Exercise directions = Within the material below, find each line bearing the word "Swiss" and present it.
>> BEGIN Data records
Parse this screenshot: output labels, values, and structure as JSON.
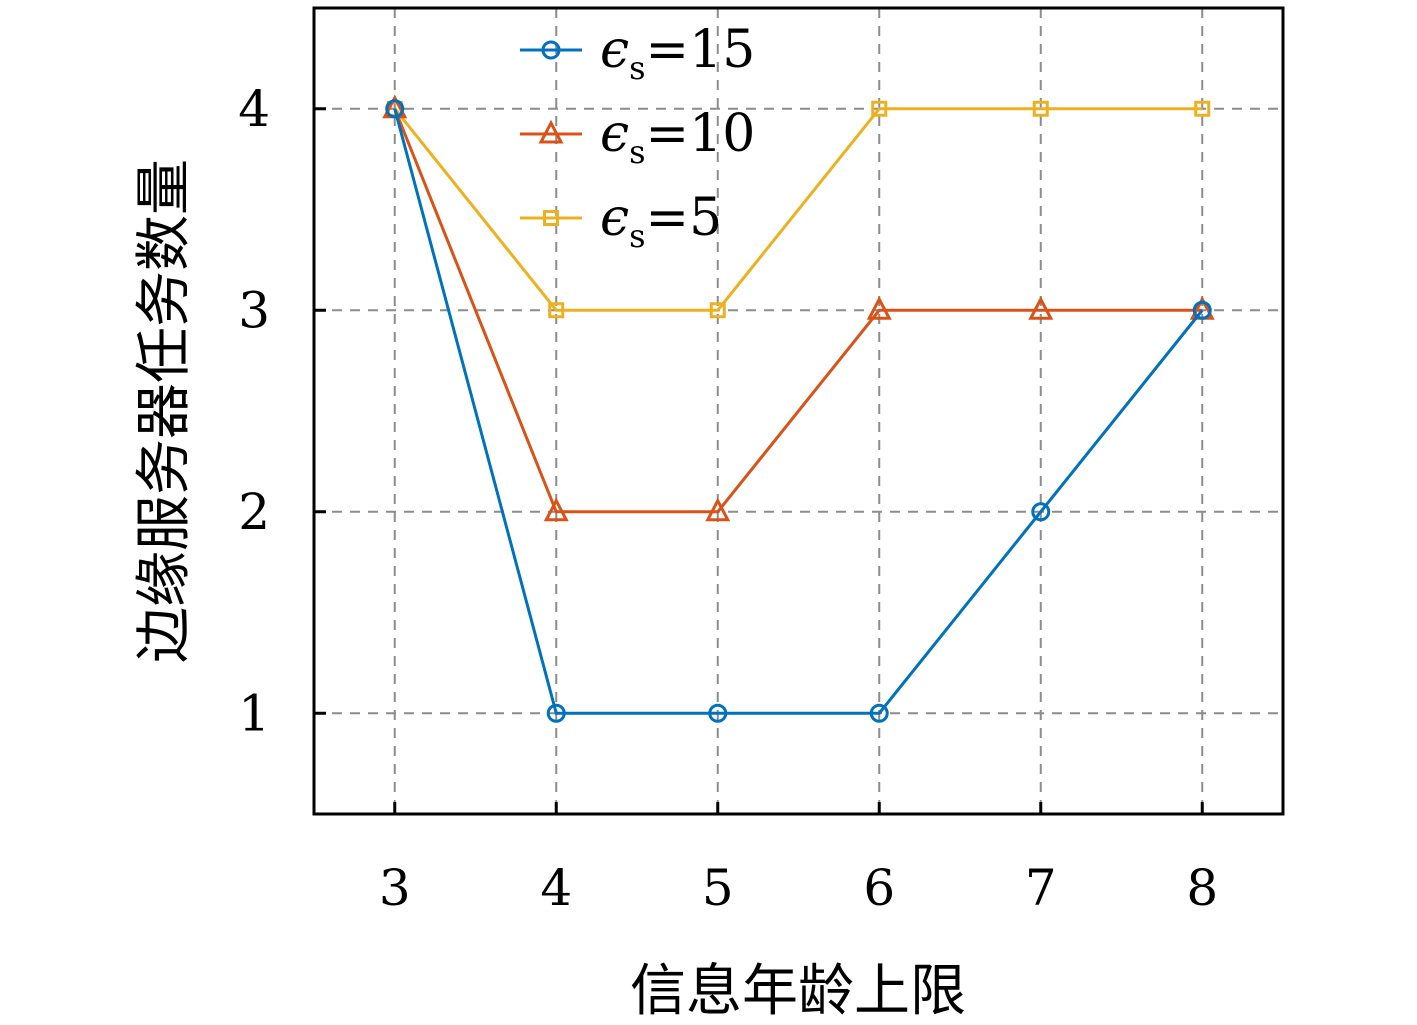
{
  "chart_data": {
    "type": "line",
    "title": "",
    "xlabel": "信息年龄上限",
    "ylabel": "边缘服务器任务数量",
    "x": [
      3,
      4,
      5,
      6,
      7,
      8
    ],
    "xlim": [
      2.5,
      8.5
    ],
    "ylim": [
      0.5,
      4.5
    ],
    "xticks": [
      3,
      4,
      5,
      6,
      7,
      8
    ],
    "yticks": [
      1,
      2,
      3,
      4
    ],
    "grid": true,
    "legend_position": "top-left",
    "series": [
      {
        "label_main": "ϵ",
        "label_sub": "s",
        "label_rest": "=15",
        "marker": "circle",
        "color": "#0072BD",
        "values": [
          4,
          1,
          1,
          1,
          2,
          3
        ]
      },
      {
        "label_main": "ϵ",
        "label_sub": "s",
        "label_rest": "=10",
        "marker": "triangle",
        "color": "#D95319",
        "values": [
          4,
          2,
          2,
          3,
          3,
          3
        ]
      },
      {
        "label_main": "ϵ",
        "label_sub": "s",
        "label_rest": "=5",
        "marker": "square",
        "color": "#EDB120",
        "values": [
          4,
          3,
          3,
          4,
          4,
          4
        ]
      }
    ]
  }
}
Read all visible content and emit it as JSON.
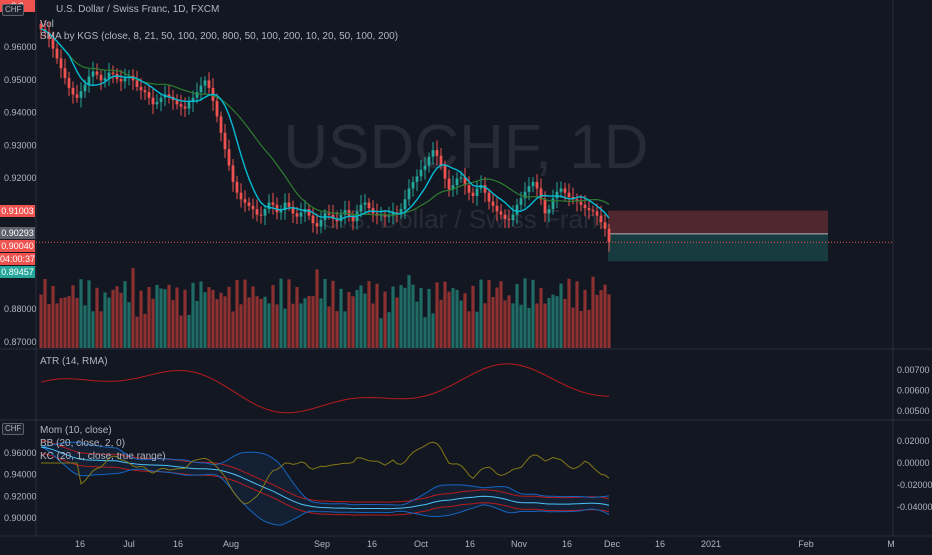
{
  "chart_header": {
    "symbol_badge": "CHF",
    "title": "U.S. Dollar / Swiss Franc, 1D, FXCM",
    "vol_label": "Vol",
    "sma_label": "SMA by KGS (close, 8, 21, 50, 100, 200, 800, 50, 100, 200, 10, 20, 50, 100, 200)",
    "watermark": "USDCHF, 1D",
    "watermark_sub": "U.S. Dollar / Swiss Franc"
  },
  "price_axis": {
    "ticks": [
      "0.96000",
      "0.95000",
      "0.94000",
      "0.93000",
      "0.92000",
      "0.88000",
      "0.87000"
    ],
    "labels": {
      "top_clipped": "0.9",
      "red_level": "0.91003",
      "gray_level": "0.90293",
      "current_price": "0.90040",
      "countdown": "04:00:37",
      "teal_level": "0.89457"
    }
  },
  "atr_pane": {
    "label": "ATR (14, RMA)",
    "ticks": [
      "0.00700",
      "0.00600",
      "0.00500"
    ]
  },
  "bottom_pane": {
    "symbol_badge": "CHF",
    "mom_label": "Mom (10, close)",
    "bb_label": "BB (20, close, 2, 0)",
    "kc_label": "KC (20, 1, close, true range)",
    "left_ticks": [
      "0.96000",
      "0.94000",
      "0.92000",
      "0.90000"
    ],
    "right_ticks": [
      "0.02000",
      "0.00000",
      "-0.02000",
      "-0.04000"
    ]
  },
  "time_axis": {
    "labels": [
      "16",
      "Jul",
      "16",
      "Aug",
      "Sep",
      "16",
      "Oct",
      "16",
      "Nov",
      "16",
      "Dec",
      "16",
      "2021",
      "Feb",
      "M"
    ]
  },
  "colors": {
    "background": "#131722",
    "bull": "#26a69a",
    "bear": "#ef5350",
    "vol_bull": "#1f6b66",
    "vol_bear": "#8b3131",
    "sma_fast": "#00bcd4",
    "sma_slow": "#2e7d32",
    "atr": "#b71c1c",
    "mom": "#827717",
    "bb": "#1565c0",
    "kc": "#b71c1c"
  },
  "chart_data": {
    "type": "candlestick",
    "symbol": "USDCHF",
    "timeframe": "1D",
    "close": [
      0.9655,
      0.9645,
      0.9625,
      0.9595,
      0.9565,
      0.9535,
      0.9505,
      0.9475,
      0.9455,
      0.9445,
      0.9465,
      0.9485,
      0.951,
      0.9525,
      0.9515,
      0.9498,
      0.9505,
      0.9522,
      0.9518,
      0.9502,
      0.9495,
      0.9505,
      0.9512,
      0.9498,
      0.9478,
      0.9468,
      0.9462,
      0.9445,
      0.9425,
      0.9432,
      0.9445,
      0.9455,
      0.9448,
      0.9438,
      0.9425,
      0.9418,
      0.9412,
      0.9432,
      0.9445,
      0.9462,
      0.9482,
      0.9498,
      0.9475,
      0.9435,
      0.9388,
      0.9338,
      0.9288,
      0.9238,
      0.9188,
      0.9155,
      0.9135,
      0.9125,
      0.9115,
      0.9105,
      0.9088,
      0.9085,
      0.9105,
      0.9125,
      0.9118,
      0.9095,
      0.9102,
      0.9125,
      0.9112,
      0.9092,
      0.9082,
      0.9095,
      0.9105,
      0.9085,
      0.9062,
      0.9052,
      0.9072,
      0.9092,
      0.9088,
      0.9075,
      0.9068,
      0.9088,
      0.9102,
      0.9082,
      0.9068,
      0.9098,
      0.9118,
      0.9125,
      0.9108,
      0.9092,
      0.9085,
      0.9088,
      0.9082,
      0.9085,
      0.9095,
      0.9092,
      0.9105,
      0.9135,
      0.9168,
      0.9188,
      0.9205,
      0.9225,
      0.9238,
      0.9265,
      0.9285,
      0.9268,
      0.9238,
      0.9198,
      0.9165,
      0.9178,
      0.9198,
      0.9202,
      0.9178,
      0.9155,
      0.9145,
      0.9168,
      0.9178,
      0.9155,
      0.9128,
      0.9115,
      0.9098,
      0.9088,
      0.9075,
      0.9072,
      0.9088,
      0.9118,
      0.9138,
      0.9158,
      0.9175,
      0.9188,
      0.9168,
      0.9135,
      0.9092,
      0.9105,
      0.9138,
      0.9158,
      0.9168,
      0.9155,
      0.9142,
      0.9135,
      0.9128,
      0.9118,
      0.9108,
      0.9102,
      0.9098,
      0.9085,
      0.9065,
      0.9045,
      0.9004
    ],
    "volume_scale": "relative",
    "atr_range": [
      0.0049,
      0.0072
    ],
    "mom_range": [
      -0.038,
      0.02
    ],
    "pending_position": {
      "entry": 0.90293,
      "stop": 0.91003,
      "target": 0.89457
    }
  }
}
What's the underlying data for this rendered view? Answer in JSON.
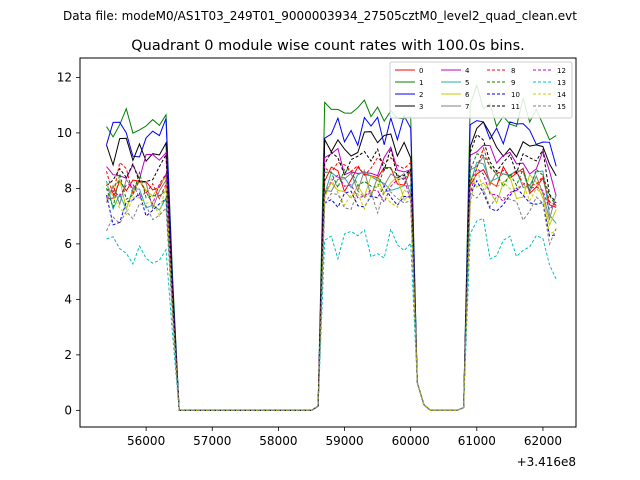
{
  "figure": {
    "suptitle": "Data file: modeM0/AS1T03_249T01_9000003934_27505cztM0_level2_quad_clean.evt"
  },
  "chart_data": {
    "type": "line",
    "title": "Quadrant 0 module wise count rates with 100.0s bins.",
    "xlabel": "",
    "ylabel": "",
    "x_offset_label": "+3.416e8",
    "xlim": [
      55000,
      62500
    ],
    "ylim": [
      -0.6,
      12.7
    ],
    "x_ticks": [
      56000,
      57000,
      58000,
      59000,
      60000,
      61000,
      62000
    ],
    "x_tick_labels": [
      "56000",
      "57000",
      "58000",
      "59000",
      "60000",
      "61000",
      "62000"
    ],
    "y_ticks": [
      0,
      2,
      4,
      6,
      8,
      10,
      12
    ],
    "y_tick_labels": [
      "0",
      "2",
      "4",
      "6",
      "8",
      "10",
      "12"
    ],
    "grid": false,
    "legend_position": "top-right",
    "legend_columns": 4,
    "gti_segments": [
      [
        55400,
        56300
      ],
      [
        58700,
        60000
      ],
      [
        60900,
        62200
      ]
    ],
    "gap_ramps": [
      [
        56300,
        56500
      ],
      [
        58500,
        58700
      ],
      [
        60000,
        60250
      ],
      [
        60700,
        60900
      ]
    ],
    "series": [
      {
        "name": "0",
        "color": "#ff0000",
        "dashed": false,
        "level": 8.3
      },
      {
        "name": "1",
        "color": "#008000",
        "dashed": false,
        "level": 10.7
      },
      {
        "name": "2",
        "color": "#0000ff",
        "dashed": false,
        "level": 10.1
      },
      {
        "name": "3",
        "color": "#000000",
        "dashed": false,
        "level": 9.5
      },
      {
        "name": "4",
        "color": "#c000c0",
        "dashed": false,
        "level": 9.0
      },
      {
        "name": "5",
        "color": "#20b2aa",
        "dashed": false,
        "level": 8.1
      },
      {
        "name": "6",
        "color": "#c8c800",
        "dashed": false,
        "level": 8.0
      },
      {
        "name": "7",
        "color": "#808080",
        "dashed": false,
        "level": 8.2
      },
      {
        "name": "8",
        "color": "#ff0000",
        "dashed": true,
        "level": 8.6
      },
      {
        "name": "9",
        "color": "#008000",
        "dashed": true,
        "level": 8.3
      },
      {
        "name": "10",
        "color": "#0000ff",
        "dashed": true,
        "level": 7.6
      },
      {
        "name": "11",
        "color": "#000000",
        "dashed": true,
        "level": 8.9
      },
      {
        "name": "12",
        "color": "#c000c0",
        "dashed": true,
        "level": 8.0
      },
      {
        "name": "13",
        "color": "#00c0c0",
        "dashed": true,
        "level": 6.0
      },
      {
        "name": "14",
        "color": "#c8c800",
        "dashed": true,
        "level": 7.8
      },
      {
        "name": "15",
        "color": "#808080",
        "dashed": true,
        "level": 7.4
      }
    ]
  }
}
>> END Data records
Full response =
    "title": "U.S. Dollar / Swiss Franc, 1D, FXCM",
    "watermark_sub": "U.S. Dollar / Swiss Franc"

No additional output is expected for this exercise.